▼
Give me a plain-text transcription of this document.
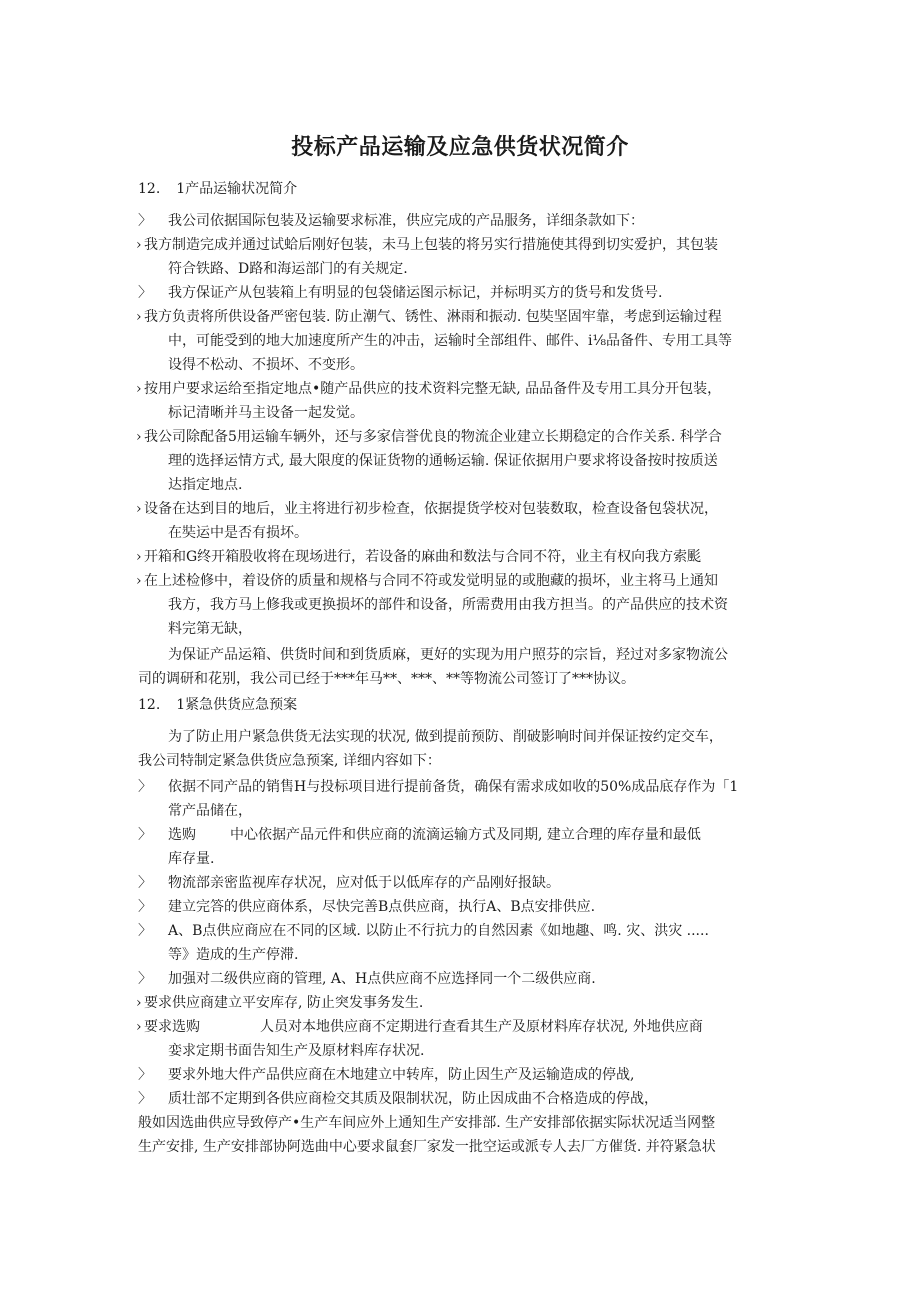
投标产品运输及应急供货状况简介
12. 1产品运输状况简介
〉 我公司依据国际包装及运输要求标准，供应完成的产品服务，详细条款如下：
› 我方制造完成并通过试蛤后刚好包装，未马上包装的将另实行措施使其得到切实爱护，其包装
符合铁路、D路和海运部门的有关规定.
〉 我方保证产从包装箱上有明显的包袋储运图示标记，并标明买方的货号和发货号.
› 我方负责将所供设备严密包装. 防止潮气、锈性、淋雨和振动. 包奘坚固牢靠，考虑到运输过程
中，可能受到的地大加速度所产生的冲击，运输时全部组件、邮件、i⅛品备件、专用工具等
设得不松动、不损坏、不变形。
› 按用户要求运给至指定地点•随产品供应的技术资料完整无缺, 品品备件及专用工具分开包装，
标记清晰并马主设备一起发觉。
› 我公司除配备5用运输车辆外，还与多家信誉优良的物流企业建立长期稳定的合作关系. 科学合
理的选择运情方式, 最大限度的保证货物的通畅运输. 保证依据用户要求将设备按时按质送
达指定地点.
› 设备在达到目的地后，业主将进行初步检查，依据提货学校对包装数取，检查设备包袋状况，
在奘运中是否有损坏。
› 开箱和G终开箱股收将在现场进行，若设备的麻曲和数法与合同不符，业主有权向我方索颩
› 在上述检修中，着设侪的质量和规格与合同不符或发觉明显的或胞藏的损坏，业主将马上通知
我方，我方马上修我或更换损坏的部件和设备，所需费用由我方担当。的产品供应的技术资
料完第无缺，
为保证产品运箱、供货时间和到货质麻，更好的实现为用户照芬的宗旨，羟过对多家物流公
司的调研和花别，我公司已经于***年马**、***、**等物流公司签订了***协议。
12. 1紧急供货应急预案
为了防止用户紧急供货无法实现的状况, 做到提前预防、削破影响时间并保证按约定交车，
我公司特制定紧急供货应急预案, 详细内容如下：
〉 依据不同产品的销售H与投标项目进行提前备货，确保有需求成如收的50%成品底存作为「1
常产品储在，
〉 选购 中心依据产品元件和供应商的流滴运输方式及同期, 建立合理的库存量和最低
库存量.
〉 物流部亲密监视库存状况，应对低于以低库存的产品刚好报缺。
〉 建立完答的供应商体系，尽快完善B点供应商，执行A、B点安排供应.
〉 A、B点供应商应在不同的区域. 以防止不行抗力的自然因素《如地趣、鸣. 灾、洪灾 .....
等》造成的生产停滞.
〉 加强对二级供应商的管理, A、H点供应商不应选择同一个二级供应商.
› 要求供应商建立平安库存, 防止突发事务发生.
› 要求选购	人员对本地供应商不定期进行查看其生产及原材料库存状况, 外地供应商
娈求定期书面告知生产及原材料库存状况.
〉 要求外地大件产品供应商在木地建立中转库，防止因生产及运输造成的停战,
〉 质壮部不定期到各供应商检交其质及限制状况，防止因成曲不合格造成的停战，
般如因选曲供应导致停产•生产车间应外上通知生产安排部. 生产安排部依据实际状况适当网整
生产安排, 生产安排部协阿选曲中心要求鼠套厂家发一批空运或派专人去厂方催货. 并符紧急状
▲
▼
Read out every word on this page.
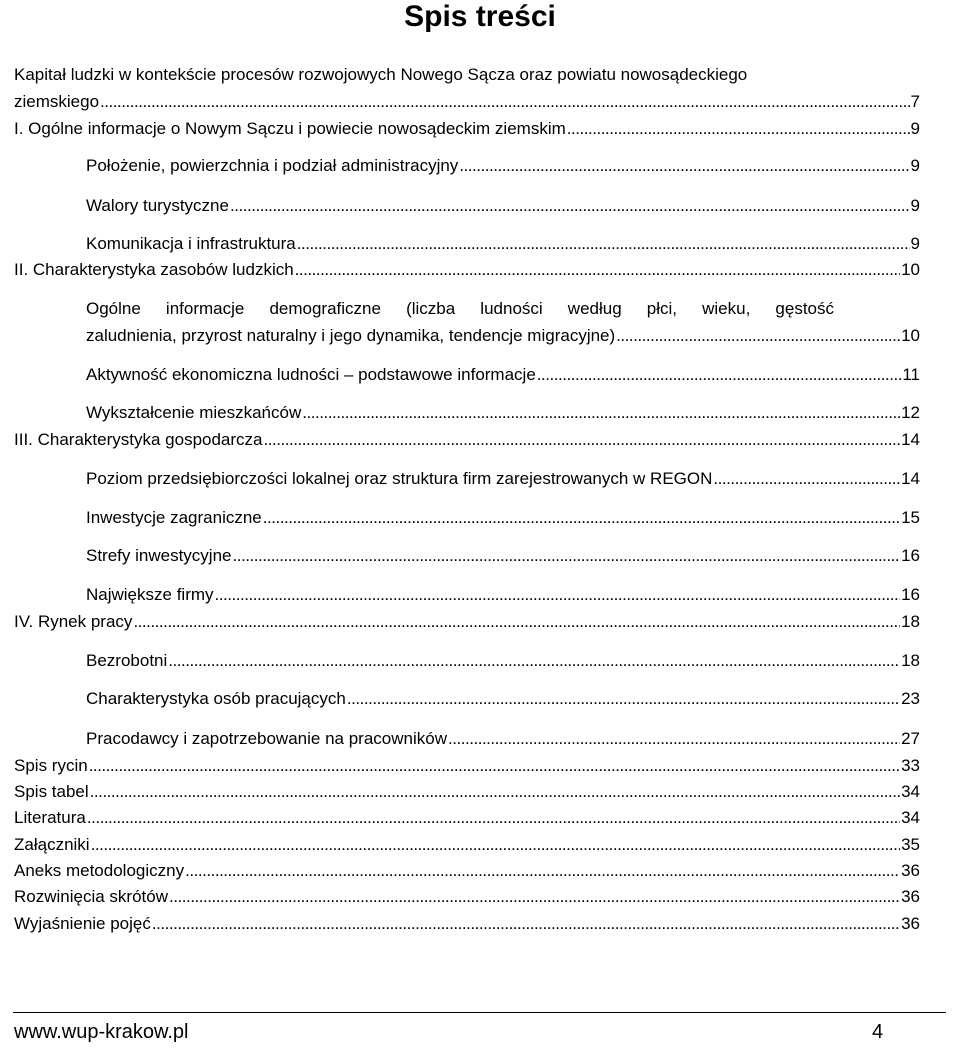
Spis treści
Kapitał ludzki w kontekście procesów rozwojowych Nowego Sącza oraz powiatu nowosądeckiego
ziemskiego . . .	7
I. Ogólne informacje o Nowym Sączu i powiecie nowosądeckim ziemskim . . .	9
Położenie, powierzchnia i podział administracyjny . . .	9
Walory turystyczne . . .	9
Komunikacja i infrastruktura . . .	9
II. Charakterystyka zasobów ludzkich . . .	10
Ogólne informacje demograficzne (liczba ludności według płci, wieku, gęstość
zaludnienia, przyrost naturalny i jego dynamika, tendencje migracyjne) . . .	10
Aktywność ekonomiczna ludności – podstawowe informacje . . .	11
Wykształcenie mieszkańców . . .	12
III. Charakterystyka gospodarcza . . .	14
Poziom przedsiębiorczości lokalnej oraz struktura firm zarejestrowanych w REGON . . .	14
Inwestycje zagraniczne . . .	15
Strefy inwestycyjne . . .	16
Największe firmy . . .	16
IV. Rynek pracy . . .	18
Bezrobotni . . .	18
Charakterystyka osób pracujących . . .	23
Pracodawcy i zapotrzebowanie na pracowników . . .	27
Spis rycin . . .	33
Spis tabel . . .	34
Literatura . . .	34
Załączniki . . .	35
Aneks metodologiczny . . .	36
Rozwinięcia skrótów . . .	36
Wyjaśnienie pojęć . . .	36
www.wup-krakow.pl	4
▲
▼
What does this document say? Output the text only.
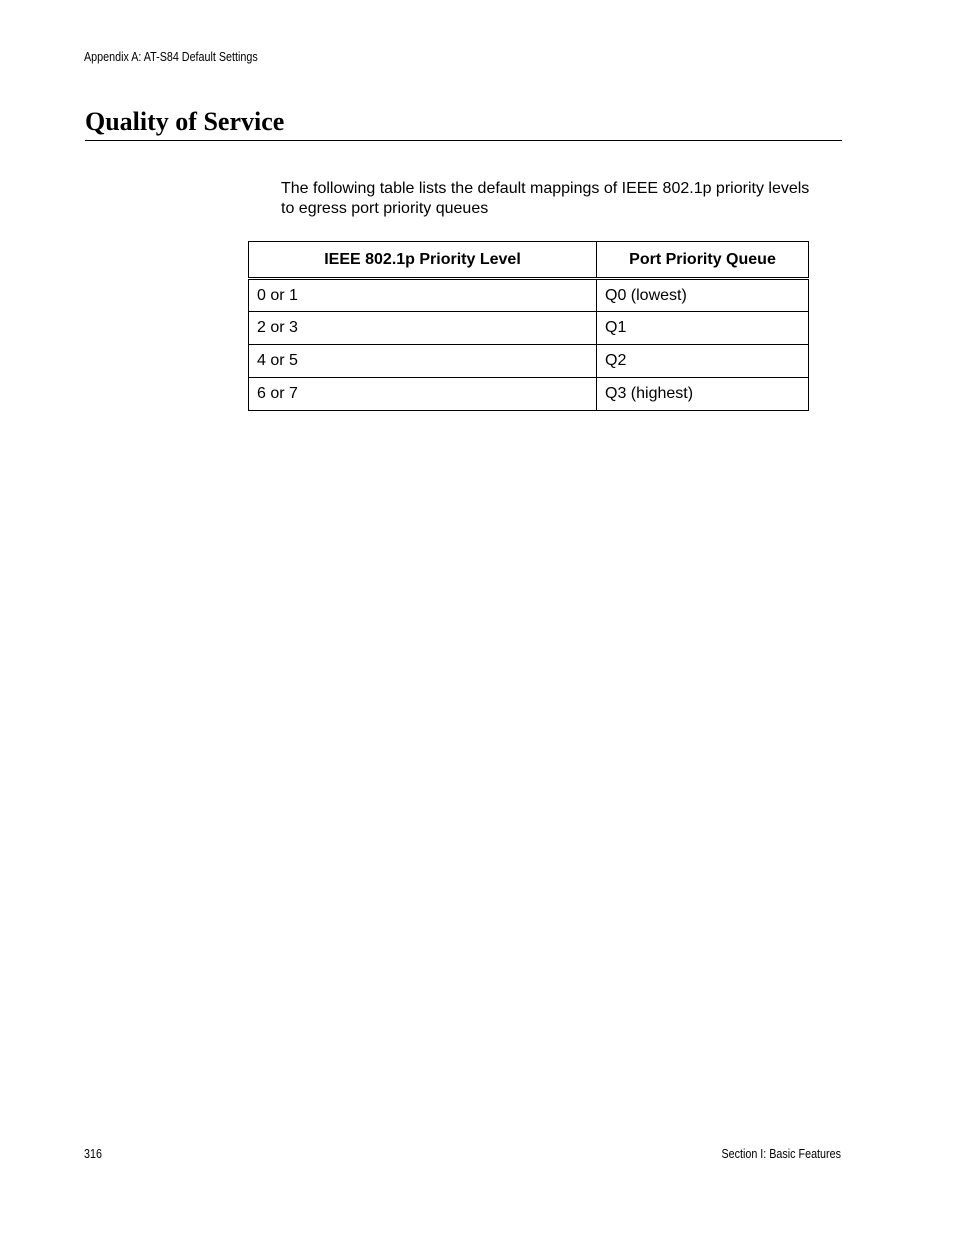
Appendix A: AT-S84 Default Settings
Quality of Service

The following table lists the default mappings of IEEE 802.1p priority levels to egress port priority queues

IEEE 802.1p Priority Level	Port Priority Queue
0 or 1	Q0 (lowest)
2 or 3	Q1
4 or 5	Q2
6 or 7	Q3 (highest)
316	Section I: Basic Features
▲
TASK DESCRIPTION: Gather all lines from the listing above in which "this" occurs.

OUTPUT:
Give me a plain-text transcription of this document.
Read out every word on this page.
What does this document say? Output the text only.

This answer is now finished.